**Records**.
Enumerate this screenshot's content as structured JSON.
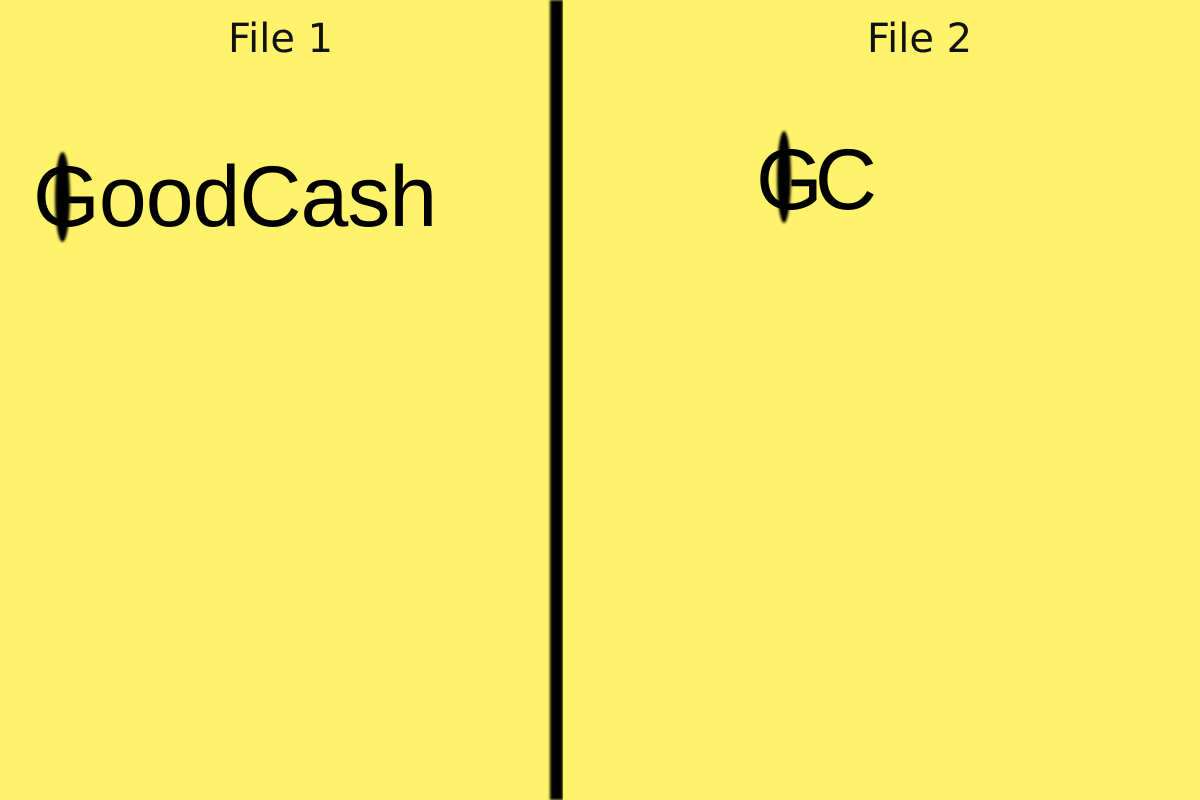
{
  "panels": {
    "left": {
      "title": "File 1",
      "logo_text": "GoodCash"
    },
    "right": {
      "title": "File 2",
      "logo_text": "GC"
    }
  },
  "colors": {
    "background": "#fff36b",
    "text": "#000000",
    "divider": "#000000"
  },
  "icons": {
    "cursor_mark": "text-cursor-icon"
  }
}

**Given instruction**. Quote every record above exactly, leaving out any pictures.

**Finished task**.
Enumerate this screenshot's content as structured JSON.
{
  "panels": {
    "left": {
      "title": "File 1",
      "logo_text": "GoodCash"
    },
    "right": {
      "title": "File 2",
      "logo_text": "GC"
    }
  },
  "colors": {
    "background": "#fff36b",
    "text": "#000000",
    "divider": "#000000"
  },
  "icons": {
    "cursor_mark": "text-cursor-icon"
  }
}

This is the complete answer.